◆ Aim of the task: Copy whichever lines contain the string "Kris".

-- -- --

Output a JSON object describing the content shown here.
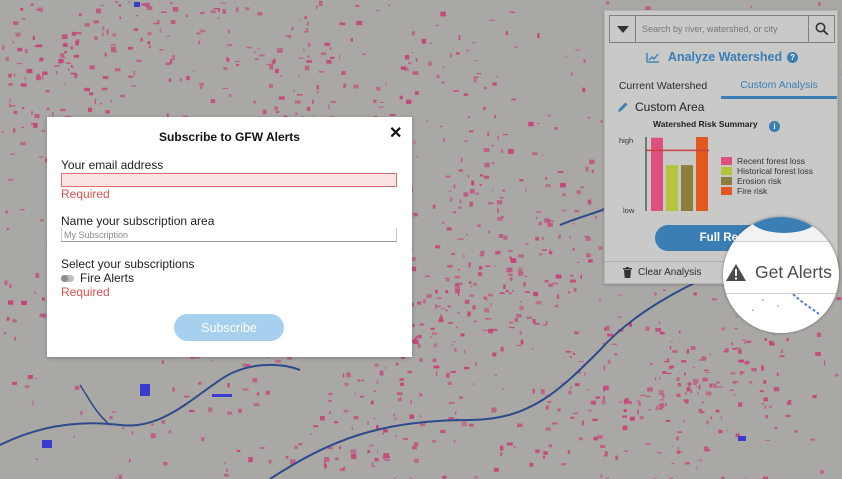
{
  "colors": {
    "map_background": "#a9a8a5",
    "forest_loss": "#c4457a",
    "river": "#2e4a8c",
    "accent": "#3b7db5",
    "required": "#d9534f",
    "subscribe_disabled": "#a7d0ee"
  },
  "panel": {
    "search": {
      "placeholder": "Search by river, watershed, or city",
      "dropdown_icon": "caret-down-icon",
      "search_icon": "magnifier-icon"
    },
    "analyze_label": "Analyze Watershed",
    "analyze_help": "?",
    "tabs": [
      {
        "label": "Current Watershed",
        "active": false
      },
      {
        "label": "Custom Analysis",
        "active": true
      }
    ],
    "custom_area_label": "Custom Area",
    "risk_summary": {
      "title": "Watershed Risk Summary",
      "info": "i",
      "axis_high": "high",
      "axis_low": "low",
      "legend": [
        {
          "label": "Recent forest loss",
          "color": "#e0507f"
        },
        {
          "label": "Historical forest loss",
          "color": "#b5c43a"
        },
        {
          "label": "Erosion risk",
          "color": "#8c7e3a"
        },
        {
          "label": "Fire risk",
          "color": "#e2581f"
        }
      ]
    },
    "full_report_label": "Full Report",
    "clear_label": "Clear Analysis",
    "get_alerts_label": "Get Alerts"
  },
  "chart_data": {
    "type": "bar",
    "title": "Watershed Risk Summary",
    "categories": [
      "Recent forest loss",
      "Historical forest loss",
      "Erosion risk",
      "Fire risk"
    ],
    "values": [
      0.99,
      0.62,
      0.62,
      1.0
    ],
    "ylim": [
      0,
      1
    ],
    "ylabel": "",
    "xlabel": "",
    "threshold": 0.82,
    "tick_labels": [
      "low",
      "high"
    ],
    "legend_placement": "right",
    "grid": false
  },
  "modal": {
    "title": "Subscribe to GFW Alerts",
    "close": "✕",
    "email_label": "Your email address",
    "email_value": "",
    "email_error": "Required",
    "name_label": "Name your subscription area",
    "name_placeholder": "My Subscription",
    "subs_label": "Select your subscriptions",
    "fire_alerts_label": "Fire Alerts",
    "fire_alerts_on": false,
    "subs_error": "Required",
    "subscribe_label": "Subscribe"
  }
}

-- -- --

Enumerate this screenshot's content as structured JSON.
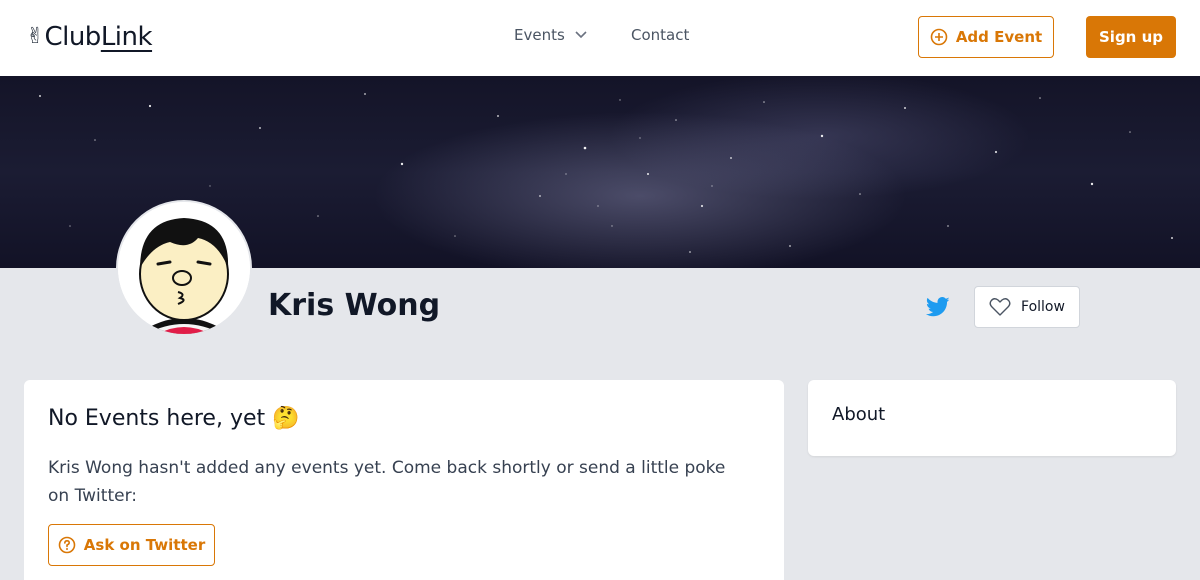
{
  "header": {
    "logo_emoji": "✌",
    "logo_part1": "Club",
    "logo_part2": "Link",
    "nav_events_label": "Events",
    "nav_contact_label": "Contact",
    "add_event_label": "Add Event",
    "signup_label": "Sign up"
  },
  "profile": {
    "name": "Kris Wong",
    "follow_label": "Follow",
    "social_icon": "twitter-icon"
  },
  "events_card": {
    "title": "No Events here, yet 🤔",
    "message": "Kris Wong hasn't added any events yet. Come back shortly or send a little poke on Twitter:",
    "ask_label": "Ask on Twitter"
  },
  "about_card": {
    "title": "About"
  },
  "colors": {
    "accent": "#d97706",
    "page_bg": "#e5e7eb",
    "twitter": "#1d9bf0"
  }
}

-- -- --

◆ Result for this task:
    "name": "Kris Wong",
    "message": "Kris Wong hasn't added any events yet. Come back shortly or send a little poke on Twitter:",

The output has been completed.